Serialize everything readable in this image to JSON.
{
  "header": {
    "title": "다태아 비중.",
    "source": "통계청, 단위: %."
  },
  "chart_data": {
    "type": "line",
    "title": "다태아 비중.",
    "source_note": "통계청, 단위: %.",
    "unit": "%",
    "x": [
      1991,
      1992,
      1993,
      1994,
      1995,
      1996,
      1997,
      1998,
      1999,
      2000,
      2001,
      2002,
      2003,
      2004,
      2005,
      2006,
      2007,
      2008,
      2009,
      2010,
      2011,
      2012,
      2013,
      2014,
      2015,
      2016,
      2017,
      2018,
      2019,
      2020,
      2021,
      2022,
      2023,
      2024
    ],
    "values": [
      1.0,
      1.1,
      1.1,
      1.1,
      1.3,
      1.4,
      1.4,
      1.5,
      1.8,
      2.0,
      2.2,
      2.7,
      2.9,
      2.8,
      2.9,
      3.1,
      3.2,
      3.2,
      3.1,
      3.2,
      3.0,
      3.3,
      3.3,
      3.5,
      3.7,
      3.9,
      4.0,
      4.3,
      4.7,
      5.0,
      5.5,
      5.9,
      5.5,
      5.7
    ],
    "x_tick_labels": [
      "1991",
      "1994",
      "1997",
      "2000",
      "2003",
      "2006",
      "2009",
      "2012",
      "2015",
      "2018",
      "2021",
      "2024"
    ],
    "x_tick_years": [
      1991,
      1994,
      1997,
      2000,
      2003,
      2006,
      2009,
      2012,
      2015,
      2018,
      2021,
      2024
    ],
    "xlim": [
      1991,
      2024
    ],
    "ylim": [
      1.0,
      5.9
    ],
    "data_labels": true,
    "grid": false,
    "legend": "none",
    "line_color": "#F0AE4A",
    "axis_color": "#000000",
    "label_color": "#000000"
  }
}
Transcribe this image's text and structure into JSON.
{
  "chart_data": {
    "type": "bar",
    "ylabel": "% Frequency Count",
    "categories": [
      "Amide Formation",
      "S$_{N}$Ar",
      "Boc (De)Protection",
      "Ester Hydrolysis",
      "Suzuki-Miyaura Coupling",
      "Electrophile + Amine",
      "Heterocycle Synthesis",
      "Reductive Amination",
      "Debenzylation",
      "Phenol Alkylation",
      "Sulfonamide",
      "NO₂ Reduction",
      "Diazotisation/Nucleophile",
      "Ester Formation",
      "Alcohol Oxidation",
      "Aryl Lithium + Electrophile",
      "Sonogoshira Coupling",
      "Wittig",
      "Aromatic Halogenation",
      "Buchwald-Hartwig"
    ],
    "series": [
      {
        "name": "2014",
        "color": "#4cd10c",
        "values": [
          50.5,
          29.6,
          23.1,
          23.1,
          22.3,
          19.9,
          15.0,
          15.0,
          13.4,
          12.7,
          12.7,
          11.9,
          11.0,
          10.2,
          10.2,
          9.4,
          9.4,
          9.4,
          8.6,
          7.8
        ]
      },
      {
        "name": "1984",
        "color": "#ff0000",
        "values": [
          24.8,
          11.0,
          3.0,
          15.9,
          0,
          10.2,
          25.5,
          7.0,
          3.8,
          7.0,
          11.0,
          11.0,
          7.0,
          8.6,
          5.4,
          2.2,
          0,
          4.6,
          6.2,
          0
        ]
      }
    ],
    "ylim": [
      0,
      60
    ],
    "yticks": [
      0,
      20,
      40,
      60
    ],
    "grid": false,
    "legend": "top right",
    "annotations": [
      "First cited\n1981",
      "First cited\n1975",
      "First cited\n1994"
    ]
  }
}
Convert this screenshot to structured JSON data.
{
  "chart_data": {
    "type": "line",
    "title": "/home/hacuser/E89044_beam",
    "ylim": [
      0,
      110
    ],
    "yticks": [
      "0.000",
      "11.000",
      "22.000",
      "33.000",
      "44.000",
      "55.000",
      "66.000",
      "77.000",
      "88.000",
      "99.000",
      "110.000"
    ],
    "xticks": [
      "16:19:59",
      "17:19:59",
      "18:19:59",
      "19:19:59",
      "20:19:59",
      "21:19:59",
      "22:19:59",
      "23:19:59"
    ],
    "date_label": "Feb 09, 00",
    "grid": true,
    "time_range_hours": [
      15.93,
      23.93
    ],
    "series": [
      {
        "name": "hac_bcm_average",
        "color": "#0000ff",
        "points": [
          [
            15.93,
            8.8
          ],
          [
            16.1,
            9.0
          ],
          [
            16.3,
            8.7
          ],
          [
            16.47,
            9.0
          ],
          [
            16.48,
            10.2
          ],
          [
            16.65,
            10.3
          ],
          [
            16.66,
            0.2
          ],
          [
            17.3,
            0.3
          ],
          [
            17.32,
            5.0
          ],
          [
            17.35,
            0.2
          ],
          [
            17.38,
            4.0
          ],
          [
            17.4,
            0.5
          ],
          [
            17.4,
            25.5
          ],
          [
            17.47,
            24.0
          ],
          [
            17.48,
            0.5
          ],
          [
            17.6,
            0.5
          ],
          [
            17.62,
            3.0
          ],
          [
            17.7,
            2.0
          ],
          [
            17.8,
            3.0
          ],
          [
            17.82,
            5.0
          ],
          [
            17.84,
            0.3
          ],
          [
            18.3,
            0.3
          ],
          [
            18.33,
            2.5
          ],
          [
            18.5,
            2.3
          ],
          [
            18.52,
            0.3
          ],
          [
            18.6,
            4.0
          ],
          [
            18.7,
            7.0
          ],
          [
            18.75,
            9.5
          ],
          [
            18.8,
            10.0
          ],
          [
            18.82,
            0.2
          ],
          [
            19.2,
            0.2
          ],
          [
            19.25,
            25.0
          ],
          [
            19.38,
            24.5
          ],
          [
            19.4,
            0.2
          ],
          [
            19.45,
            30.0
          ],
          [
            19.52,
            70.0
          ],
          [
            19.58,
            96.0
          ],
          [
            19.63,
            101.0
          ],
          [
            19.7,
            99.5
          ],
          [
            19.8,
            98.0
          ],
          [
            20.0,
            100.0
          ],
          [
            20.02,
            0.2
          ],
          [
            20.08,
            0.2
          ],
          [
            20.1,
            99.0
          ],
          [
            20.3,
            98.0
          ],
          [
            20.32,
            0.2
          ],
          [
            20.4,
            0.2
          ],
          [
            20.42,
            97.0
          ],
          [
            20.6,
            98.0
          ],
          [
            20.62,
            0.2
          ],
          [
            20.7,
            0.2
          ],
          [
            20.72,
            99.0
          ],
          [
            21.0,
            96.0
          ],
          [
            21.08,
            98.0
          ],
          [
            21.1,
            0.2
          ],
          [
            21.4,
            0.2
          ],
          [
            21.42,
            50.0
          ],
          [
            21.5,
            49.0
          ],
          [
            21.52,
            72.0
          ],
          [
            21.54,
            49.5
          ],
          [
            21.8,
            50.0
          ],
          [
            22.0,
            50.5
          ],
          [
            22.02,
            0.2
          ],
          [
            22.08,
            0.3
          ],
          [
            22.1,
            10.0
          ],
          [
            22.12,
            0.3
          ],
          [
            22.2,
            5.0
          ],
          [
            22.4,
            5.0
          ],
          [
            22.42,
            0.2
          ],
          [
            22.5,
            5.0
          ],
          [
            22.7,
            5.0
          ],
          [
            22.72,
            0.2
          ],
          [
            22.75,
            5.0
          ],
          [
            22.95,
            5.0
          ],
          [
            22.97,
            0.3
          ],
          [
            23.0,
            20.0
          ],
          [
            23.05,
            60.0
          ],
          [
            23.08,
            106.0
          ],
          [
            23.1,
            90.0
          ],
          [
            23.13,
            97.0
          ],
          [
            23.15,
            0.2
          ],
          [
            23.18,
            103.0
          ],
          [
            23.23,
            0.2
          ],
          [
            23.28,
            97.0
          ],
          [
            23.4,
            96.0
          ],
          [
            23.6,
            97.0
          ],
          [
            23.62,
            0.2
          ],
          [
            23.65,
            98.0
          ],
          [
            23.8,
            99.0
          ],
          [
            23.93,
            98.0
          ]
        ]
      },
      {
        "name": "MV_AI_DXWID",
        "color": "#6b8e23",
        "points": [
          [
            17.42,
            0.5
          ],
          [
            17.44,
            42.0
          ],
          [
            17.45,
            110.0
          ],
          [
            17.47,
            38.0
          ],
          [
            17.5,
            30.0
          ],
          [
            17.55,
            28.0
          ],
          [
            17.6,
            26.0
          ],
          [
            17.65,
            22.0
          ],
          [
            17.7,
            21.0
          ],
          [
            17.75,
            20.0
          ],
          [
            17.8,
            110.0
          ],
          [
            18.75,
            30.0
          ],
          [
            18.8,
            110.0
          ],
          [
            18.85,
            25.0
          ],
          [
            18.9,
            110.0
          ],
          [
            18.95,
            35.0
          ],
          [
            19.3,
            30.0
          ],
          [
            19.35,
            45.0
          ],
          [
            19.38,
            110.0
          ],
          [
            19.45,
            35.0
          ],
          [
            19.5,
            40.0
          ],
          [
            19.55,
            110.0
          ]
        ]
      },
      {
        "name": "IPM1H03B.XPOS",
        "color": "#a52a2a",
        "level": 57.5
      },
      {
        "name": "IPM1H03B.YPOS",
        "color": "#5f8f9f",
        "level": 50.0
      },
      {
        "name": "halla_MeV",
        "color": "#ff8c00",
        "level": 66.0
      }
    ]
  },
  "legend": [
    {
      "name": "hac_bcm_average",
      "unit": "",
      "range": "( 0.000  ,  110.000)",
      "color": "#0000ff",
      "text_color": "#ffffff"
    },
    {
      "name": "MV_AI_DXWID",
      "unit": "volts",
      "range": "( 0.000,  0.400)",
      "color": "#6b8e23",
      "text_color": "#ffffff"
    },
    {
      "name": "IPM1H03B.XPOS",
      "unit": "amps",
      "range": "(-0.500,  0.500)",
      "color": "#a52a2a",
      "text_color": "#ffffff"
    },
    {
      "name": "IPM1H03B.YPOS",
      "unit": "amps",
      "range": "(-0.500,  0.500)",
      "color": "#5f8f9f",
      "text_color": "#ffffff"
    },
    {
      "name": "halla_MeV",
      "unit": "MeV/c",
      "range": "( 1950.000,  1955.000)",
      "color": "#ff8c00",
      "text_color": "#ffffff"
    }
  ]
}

----

- _DIRECTIONS_: Scan the lines for the string "unit". Pick out every line that has it.

- _RESULT OF THE TASK_:
    "unit": "%",
      "unit": "",
      "unit": "volts",
      "unit": "amps",
      "unit": "amps",
      "unit": "MeV/c",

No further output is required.